CA Riom, 1re ch., 9 avril 2024, n° 22/01543

RIOM

Arrêt

COMPOSITION DE LA JURIDICTION

Président :

M. VALLEIX

Conseillers :

M. ACQUARONE, Mme BEDOS

Avocats :

SCP PORTEJOIE, Me LACQUIT, SCP COLLET DE ROCQUIGNY CHANTELOT BRODIEZ GOURDOU & ASSOCIES

RIOM, du 23 JUIN 2022

23 juin 2022

EXPOSÉ DU LITIGE :

M. [V] [Z] est propriétaire d'un bien immobilier cadastré section AV numéro [Cadastre 1] et situé au [Adresse 4] à [Localité 5] (Puy-de-Dôme). Mme [E] [A] épouse [J] et M. [T] [J] sont également propriétaires d'un bien immobilier cadastré AV numéro [Cadastre 2] situé au 7 dans la même avenue. Ces deux propriétés sont contigües et séparées par un mur.

A la suite d'un différend portant sur le mur de séparation de leurs propriétés, M. [Z] a saisi le Conciliateur de justice dre la circonscritpion de [Localité 5] d'une demande de conciliation extra-judiciaire. Le 14 septembre 2018, un constat d'accord entre les parties a été établi. A la requête de M. [Z], M. [P] [C], géomètre-expert, a été mandaté afin de réaliser un bornage amiable des deux propriétés et de faciliter un commun accord sur les limites séparatives de propriété.Un procès-verbal de bornage amiable a été signé par les parties le 13 janvier 2020.

^^^^

Votre objectif: D'après l'extrait du texte, à quelle date les parties ont-elles signé le procès-verbal de bornage amiable ?

Contenu des données:
^^^^

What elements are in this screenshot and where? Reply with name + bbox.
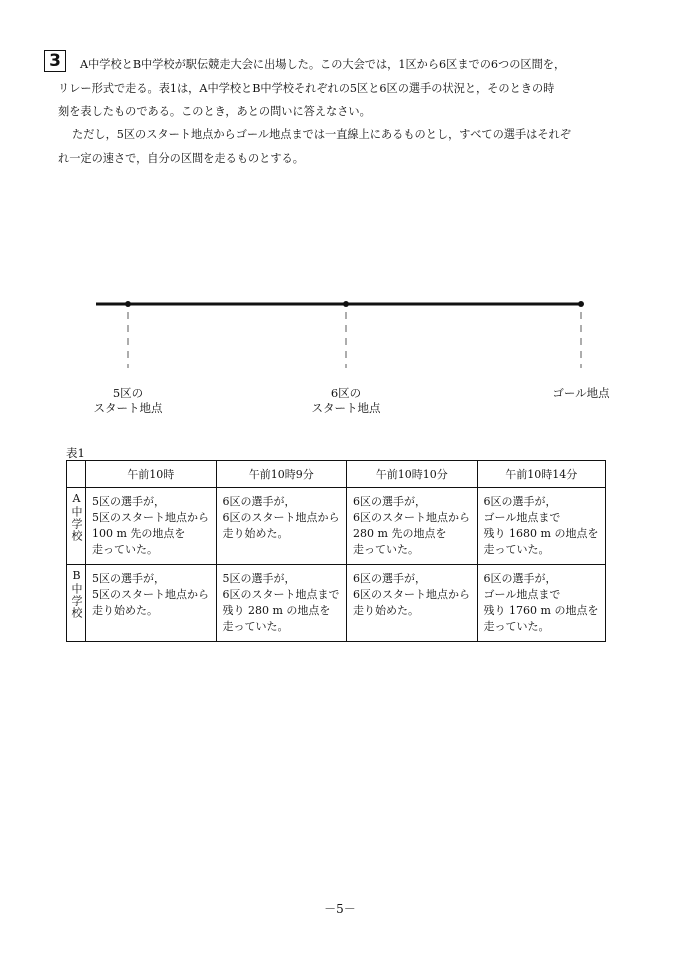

^^^^

Exercice réalisé: Le 13 janvier 2020.